start Given records

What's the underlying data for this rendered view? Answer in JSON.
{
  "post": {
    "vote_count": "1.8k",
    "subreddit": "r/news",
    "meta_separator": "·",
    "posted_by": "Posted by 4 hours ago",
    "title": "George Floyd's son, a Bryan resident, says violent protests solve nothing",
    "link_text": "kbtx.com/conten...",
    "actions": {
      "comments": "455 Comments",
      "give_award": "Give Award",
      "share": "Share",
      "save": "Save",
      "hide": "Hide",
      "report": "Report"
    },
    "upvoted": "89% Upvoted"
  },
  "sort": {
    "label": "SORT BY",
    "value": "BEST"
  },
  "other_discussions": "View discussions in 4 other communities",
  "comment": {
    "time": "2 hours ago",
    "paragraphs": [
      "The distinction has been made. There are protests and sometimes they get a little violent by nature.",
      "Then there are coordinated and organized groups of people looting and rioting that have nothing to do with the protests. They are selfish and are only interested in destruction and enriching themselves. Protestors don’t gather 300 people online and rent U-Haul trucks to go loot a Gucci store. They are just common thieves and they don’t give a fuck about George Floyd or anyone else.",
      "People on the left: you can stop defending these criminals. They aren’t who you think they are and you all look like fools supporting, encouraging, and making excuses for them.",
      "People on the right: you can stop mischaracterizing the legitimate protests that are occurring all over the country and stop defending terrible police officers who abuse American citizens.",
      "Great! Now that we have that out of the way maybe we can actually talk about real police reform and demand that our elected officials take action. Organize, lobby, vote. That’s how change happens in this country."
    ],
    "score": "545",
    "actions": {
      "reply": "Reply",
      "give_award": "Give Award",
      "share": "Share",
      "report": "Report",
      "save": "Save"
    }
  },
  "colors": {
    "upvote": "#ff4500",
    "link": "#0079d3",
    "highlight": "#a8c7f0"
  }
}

end Given records

- Exercise prompt: Count how many lines contain "violent" and give only that count.

- Exercise solution: 2